WHAT YOU ARE ASKED TO DO:
Make an exact copy of the records, with the images left out.
## START AVAILABLE DATA
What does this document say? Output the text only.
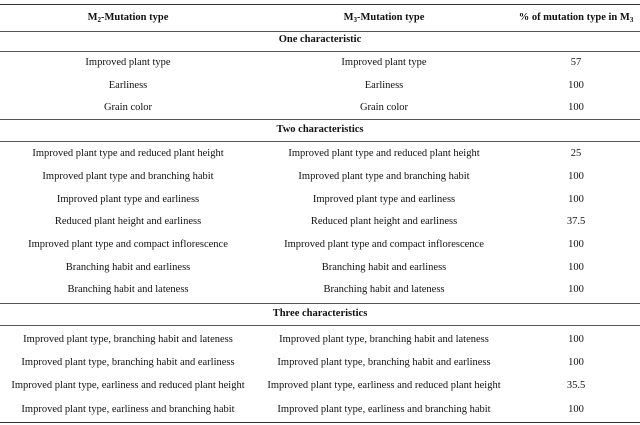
$M_2$-Mutation type	$M_3$-Mutation type	% of mutation type in $M_3$
One characteristic
Improved plant type	Improved plant type	57
Earliness	Earliness	100
Grain color	Grain color	100
Two characteristics
Improved plant type and reduced plant height	Improved plant type and reduced plant height	25
Improved plant type and branching habit	Improved plant type and branching habit	100
Improved plant type and earliness	Improved plant type and earliness	100
Reduced plant height and earliness	Reduced plant height and earliness	37.5
Improved plant type and compact inflorescence	Improved plant type and compact inflorescence	100
Branching habit and earliness	Branching habit and earliness	100
Branching habit and lateness	Branching habit and lateness	100
Three characteristics
Improved plant type, branching habit and lateness	Improved plant type, branching habit and lateness	100
Improved plant type, branching habit and earliness	Improved plant type, branching habit and earliness	100
Improved plant type, earliness and reduced plant height	Improved plant type, earliness and reduced plant height	35.5
Improved plant type, earliness and branching habit	Improved plant type, earliness and branching habit	100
## END AVAILABLE DATA
SOLUTION:
What does this document say? Output the text only.
$M_2$-Mutation type	$M_3$-Mutation type	% of mutation type in $M_3$
One characteristic
Improved plant type	Improved plant type	57
Earliness	Earliness	100
Grain color	Grain color	100
Two characteristics
Improved plant type and reduced plant height	Improved plant type and reduced plant height	25
Improved plant type and branching habit	Improved plant type and branching habit	100
Improved plant type and earliness	Improved plant type and earliness	100
Reduced plant height and earliness	Reduced plant height and earliness	37.5
Improved plant type and compact inflorescence	Improved plant type and compact inflorescence	100
Branching habit and earliness	Branching habit and earliness	100
Branching habit and lateness	Branching habit and lateness	100
Three characteristics
Improved plant type, branching habit and lateness	Improved plant type, branching habit and lateness	100
Improved plant type, branching habit and earliness	Improved plant type, branching habit and earliness	100
Improved plant type, earliness and reduced plant height	Improved plant type, earliness and reduced plant height	35.5
Improved plant type, earliness and branching habit	Improved plant type, earliness and branching habit	100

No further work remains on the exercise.